> [Task list]
(a) In the text on leases, change "companies" to "firms" and give the passage starting with "Why would a" and going on through "charged their subtenants.".
(b) List every person who appears in the lease example about Simone's apartment near the university.

>> start Document extract

When the landlord sells his interest, the purchaser takes subject to the lease. If there are tenants with leases in an apartment building, the new landlord may not evict them simply because he has taken title. The landlord may divide his interest as he sees fit, transferring all or only part of his entire interest in the property. He may assign his right to the rent or sell his reversionary interest in the premises. For instance, Simone takes a three-year lease on an apartment near the university. Simone’s landlord gives his aged uncle his reversionary interest for life. This means that Simone’s landlord is now the uncle, and she must pay him rent and look to him for repairs and other performances owed under the lease. When Simone’s lease terminates, the uncle will be entitled to rent the premises. He does so, leasing to another student for three years. One year later, the uncle dies. His nephew (Simone’s original landlord) has the reversionary interest and so once again becomes the landlord. He must perform the lease that the uncle agreed to with the new student, but when that lease expires, he will be free to rent the premises as he sees fit.
Why would a tenant be interested in transferring her leasehold interest? For at least two reasons: she might need to move before her lease expired, or she might be able to make money on the leasehold itself. In recent years, many companies in New York have discovered that their present leases were worth far more to them by moving out than staying in. They had signed long-term leases years ago when the real estate market was glutted and were paying far less than current market prices. By subletting the premises and moving to cheaper quarters, they could pocket the difference between their lease rate and the market rate they charged their subtenants.

>> end Document extract
>> start Provided records

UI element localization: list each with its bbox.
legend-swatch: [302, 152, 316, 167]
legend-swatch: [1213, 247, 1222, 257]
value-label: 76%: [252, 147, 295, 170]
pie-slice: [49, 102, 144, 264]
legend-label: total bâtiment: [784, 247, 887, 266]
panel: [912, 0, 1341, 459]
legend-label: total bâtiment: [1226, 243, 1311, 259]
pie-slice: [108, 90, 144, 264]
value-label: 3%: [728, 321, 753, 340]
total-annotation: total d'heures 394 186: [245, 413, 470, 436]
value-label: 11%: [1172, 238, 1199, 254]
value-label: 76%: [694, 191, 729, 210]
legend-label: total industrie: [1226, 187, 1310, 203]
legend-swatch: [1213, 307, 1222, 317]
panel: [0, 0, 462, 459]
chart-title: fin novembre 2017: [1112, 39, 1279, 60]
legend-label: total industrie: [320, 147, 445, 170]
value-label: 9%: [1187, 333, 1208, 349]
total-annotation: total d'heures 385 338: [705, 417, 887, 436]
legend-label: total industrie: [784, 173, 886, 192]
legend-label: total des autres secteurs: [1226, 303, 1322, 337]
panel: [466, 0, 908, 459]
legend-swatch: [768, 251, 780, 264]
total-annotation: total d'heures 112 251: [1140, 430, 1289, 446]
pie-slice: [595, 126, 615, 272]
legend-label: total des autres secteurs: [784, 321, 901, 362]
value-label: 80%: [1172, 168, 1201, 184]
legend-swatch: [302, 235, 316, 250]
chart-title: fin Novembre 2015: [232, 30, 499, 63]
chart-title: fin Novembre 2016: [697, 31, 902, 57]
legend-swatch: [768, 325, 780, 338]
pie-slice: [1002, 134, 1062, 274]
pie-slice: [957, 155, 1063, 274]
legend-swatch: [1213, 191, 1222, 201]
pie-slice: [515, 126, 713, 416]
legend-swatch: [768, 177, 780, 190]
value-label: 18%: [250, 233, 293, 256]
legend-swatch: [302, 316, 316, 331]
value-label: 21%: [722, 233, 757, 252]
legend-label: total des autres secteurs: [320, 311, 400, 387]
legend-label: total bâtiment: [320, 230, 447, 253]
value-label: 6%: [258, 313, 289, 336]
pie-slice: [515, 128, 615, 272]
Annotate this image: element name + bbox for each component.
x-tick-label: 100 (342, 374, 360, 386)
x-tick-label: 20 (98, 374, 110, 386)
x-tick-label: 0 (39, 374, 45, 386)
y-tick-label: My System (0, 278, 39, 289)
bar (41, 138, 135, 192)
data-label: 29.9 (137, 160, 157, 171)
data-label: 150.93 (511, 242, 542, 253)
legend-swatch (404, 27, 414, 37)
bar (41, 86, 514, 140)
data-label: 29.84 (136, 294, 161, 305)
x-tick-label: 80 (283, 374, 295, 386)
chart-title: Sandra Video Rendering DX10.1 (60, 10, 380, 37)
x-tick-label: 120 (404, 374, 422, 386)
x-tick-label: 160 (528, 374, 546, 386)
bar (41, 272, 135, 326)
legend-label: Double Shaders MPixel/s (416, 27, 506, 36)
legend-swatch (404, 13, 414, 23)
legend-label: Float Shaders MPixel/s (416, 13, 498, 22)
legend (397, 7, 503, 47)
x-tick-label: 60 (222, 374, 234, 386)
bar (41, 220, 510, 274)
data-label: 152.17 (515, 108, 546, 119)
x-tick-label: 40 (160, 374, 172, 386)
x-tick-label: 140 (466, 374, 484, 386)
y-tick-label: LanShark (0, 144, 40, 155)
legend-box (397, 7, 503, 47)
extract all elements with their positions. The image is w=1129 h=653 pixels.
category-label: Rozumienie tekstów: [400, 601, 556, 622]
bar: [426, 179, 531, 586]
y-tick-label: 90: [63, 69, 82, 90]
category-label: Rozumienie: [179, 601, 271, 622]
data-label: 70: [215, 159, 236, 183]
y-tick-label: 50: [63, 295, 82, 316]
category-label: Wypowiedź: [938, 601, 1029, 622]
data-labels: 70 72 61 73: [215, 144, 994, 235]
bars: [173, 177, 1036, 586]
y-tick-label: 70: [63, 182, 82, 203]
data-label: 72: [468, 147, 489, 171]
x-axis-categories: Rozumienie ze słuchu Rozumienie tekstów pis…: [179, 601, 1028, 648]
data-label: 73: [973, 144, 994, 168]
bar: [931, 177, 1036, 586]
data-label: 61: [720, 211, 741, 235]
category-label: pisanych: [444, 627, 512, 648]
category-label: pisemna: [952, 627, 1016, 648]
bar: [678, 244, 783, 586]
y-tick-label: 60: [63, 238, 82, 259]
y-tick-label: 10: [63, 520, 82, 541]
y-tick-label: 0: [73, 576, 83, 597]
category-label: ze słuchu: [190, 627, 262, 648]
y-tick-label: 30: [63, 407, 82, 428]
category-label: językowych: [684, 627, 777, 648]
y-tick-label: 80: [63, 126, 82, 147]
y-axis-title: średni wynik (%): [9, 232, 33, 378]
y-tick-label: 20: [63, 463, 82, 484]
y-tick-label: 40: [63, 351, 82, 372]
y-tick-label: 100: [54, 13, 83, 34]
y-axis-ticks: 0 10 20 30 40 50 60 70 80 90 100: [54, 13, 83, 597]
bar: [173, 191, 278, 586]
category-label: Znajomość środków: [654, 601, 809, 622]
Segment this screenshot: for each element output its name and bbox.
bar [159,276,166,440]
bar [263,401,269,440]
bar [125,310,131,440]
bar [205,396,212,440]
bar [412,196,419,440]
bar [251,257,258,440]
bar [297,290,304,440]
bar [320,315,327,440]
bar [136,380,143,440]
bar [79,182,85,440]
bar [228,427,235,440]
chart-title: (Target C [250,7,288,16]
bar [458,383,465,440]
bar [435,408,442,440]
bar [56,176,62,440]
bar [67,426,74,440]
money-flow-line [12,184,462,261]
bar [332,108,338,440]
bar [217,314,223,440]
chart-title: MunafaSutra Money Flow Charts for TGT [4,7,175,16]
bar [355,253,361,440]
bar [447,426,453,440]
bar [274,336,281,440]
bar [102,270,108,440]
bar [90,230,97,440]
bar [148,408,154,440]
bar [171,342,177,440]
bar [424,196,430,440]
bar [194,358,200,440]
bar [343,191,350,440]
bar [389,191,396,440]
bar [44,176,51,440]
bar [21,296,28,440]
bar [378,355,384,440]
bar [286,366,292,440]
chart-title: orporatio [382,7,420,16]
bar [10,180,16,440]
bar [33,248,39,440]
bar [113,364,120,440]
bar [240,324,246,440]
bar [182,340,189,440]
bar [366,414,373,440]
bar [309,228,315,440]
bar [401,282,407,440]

>> end Provided records

> [Responses per task]
(a)
Why would a tenant be interested in transferring her leasehold interest? For at least two reasons: she might need to move before her lease expired, or she might be able to make money on the leasehold itself. In recent years, many firms in New York have discovered that their present leases were worth far more to them by moving out than staying in. They had signed long-term leases years ago when the real estate market was glutted and were paying far less than current market prices. By subletting the premises and moving to cheaper quarters, they could pocket the difference between their lease rate and the market rate they charged their subtenants.

(b)
- Simone
- Simone's original landlord, who is the uncle's nephew
- the landlord's aged uncle
- the student who leases the premises from the uncle for three years